The request:
Pictures aside, quote the whole listing exactly.
#####
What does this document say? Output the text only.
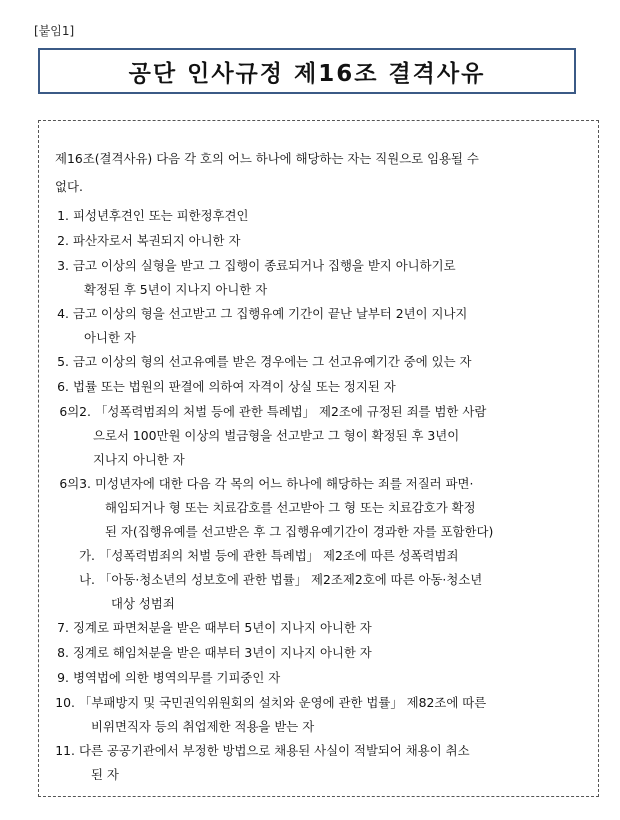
[붙임1]
공단 인사규정 제16조 결격사유
제16조(결격사유) 다음 각 호의 어느 하나에 해당하는 자는 직원으로 임용될 수
없다.
1. 피성년후견인 또는 피한정후견인
2. 파산자로서 복권되지 아니한 자
3. 금고 이상의 실형을 받고 그 집행이 종료되거나 집행을 받지 아니하기로
확정된 후 5년이 지나지 아니한 자
4. 금고 이상의 형을 선고받고 그 집행유예 기간이 끝난 날부터 2년이 지나지
아니한 자
5. 금고 이상의 형의 선고유예를 받은 경우에는 그 선고유예기간 중에 있는 자
6. 법률 또는 법원의 판결에 의하여 자격이 상실 또는 정지된 자
6의2. 「성폭력범죄의 처벌 등에 관한 특례법」 제2조에 규정된 죄를 범한 사람
으로서 100만원 이상의 벌금형을 선고받고 그 형이 확정된 후 3년이
지나지 아니한 자
6의3. 미성년자에 대한 다음 각 목의 어느 하나에 해당하는 죄를 저질러 파면·
해임되거나 형 또는 치료감호를 선고받아 그 형 또는 치료감호가 확정
된 자(집행유예를 선고받은 후 그 집행유예기간이 경과한 자를 포함한다)
가. 「성폭력범죄의 처벌 등에 관한 특례법」 제2조에 따른 성폭력범죄
나. 「아동·청소년의 성보호에 관한 법률」 제2조제2호에 따른 아동·청소년
대상 성범죄
7. 징계로 파면처분을 받은 때부터 5년이 지나지 아니한 자
8. 징계로 해임처분을 받은 때부터 3년이 지나지 아니한 자
9. 병역법에 의한 병역의무를 기피중인 자
10. 「부패방지 및 국민권익위원회의 설치와 운영에 관한 법률」 제82조에 따른
비위면직자 등의 취업제한 적용을 받는 자
11. 다른 공공기관에서 부정한 방법으로 채용된 사실이 적발되어 채용이 취소
된 자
#####
Solution to this task:
What does this document say? Output the text only.
[붙임1]
공단 인사규정 제16조 결격사유
제16조(결격사유) 다음 각 호의 어느 하나에 해당하는 자는 직원으로 임용될 수
없다.
1. 피성년후견인 또는 피한정후견인
2. 파산자로서 복권되지 아니한 자
3. 금고 이상의 실형을 받고 그 집행이 종료되거나 집행을 받지 아니하기로
확정된 후 5년이 지나지 아니한 자
4. 금고 이상의 형을 선고받고 그 집행유예 기간이 끝난 날부터 2년이 지나지
아니한 자
5. 금고 이상의 형의 선고유예를 받은 경우에는 그 선고유예기간 중에 있는 자
6. 법률 또는 법원의 판결에 의하여 자격이 상실 또는 정지된 자
6의2. 「성폭력범죄의 처벌 등에 관한 특례법」 제2조에 규정된 죄를 범한 사람
으로서 100만원 이상의 벌금형을 선고받고 그 형이 확정된 후 3년이
지나지 아니한 자
6의3. 미성년자에 대한 다음 각 목의 어느 하나에 해당하는 죄를 저질러 파면·
해임되거나 형 또는 치료감호를 선고받아 그 형 또는 치료감호가 확정
된 자(집행유예를 선고받은 후 그 집행유예기간이 경과한 자를 포함한다)
가. 「성폭력범죄의 처벌 등에 관한 특례법」 제2조에 따른 성폭력범죄
나. 「아동·청소년의 성보호에 관한 법률」 제2조제2호에 따른 아동·청소년
대상 성범죄
7. 징계로 파면처분을 받은 때부터 5년이 지나지 아니한 자
8. 징계로 해임처분을 받은 때부터 3년이 지나지 아니한 자
9. 병역법에 의한 병역의무를 기피중인 자
10. 「부패방지 및 국민권익위원회의 설치와 운영에 관한 법률」 제82조에 따른
비위면직자 등의 취업제한 적용을 받는 자
11. 다른 공공기관에서 부정한 방법으로 채용된 사실이 적발되어 채용이 취소
된 자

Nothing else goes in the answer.